WRITTEN INSTRUCTION = Make an exact copy of all the entries, with the pictures left out.
-- START --
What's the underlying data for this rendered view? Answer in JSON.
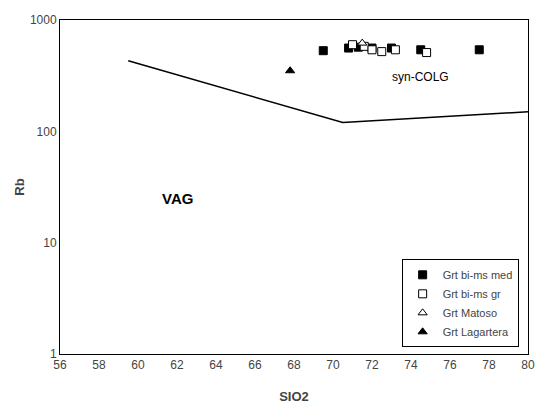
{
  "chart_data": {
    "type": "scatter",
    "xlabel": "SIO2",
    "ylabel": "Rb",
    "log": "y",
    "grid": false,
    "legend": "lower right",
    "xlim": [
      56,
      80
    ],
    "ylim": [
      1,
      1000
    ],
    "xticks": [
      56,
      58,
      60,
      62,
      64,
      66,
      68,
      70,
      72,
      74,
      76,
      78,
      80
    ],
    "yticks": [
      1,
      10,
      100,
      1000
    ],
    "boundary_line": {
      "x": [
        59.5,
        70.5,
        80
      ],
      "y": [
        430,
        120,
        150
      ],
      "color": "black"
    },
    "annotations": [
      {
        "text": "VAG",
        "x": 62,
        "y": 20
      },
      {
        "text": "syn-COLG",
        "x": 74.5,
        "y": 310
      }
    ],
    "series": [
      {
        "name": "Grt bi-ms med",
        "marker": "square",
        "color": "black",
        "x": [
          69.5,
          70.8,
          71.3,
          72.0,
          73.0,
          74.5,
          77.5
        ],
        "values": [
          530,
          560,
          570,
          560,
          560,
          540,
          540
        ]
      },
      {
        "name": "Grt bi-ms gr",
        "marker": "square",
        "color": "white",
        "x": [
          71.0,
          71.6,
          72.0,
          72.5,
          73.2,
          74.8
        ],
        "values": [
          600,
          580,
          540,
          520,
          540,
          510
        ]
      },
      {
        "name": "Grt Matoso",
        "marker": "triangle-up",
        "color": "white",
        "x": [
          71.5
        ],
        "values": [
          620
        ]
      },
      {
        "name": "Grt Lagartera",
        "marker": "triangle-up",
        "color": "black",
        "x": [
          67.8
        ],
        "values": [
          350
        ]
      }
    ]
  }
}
-- END --
SOLUTION FOR THIS PROBLEM =
What's the underlying data for this rendered view? Answer in JSON.
{
  "chart_data": {
    "type": "scatter",
    "xlabel": "SIO2",
    "ylabel": "Rb",
    "log": "y",
    "grid": false,
    "legend": "lower right",
    "xlim": [
      56,
      80
    ],
    "ylim": [
      1,
      1000
    ],
    "xticks": [
      56,
      58,
      60,
      62,
      64,
      66,
      68,
      70,
      72,
      74,
      76,
      78,
      80
    ],
    "yticks": [
      1,
      10,
      100,
      1000
    ],
    "boundary_line": {
      "x": [
        59.5,
        70.5,
        80
      ],
      "y": [
        430,
        120,
        150
      ],
      "color": "black"
    },
    "annotations": [
      {
        "text": "VAG",
        "x": 62,
        "y": 20
      },
      {
        "text": "syn-COLG",
        "x": 74.5,
        "y": 310
      }
    ],
    "series": [
      {
        "name": "Grt bi-ms med",
        "marker": "square",
        "color": "black",
        "x": [
          69.5,
          70.8,
          71.3,
          72.0,
          73.0,
          74.5,
          77.5
        ],
        "values": [
          530,
          560,
          570,
          560,
          560,
          540,
          540
        ]
      },
      {
        "name": "Grt bi-ms gr",
        "marker": "square",
        "color": "white",
        "x": [
          71.0,
          71.6,
          72.0,
          72.5,
          73.2,
          74.8
        ],
        "values": [
          600,
          580,
          540,
          520,
          540,
          510
        ]
      },
      {
        "name": "Grt Matoso",
        "marker": "triangle-up",
        "color": "white",
        "x": [
          71.5
        ],
        "values": [
          620
        ]
      },
      {
        "name": "Grt Lagartera",
        "marker": "triangle-up",
        "color": "black",
        "x": [
          67.8
        ],
        "values": [
          350
        ]
      }
    ]
  }
}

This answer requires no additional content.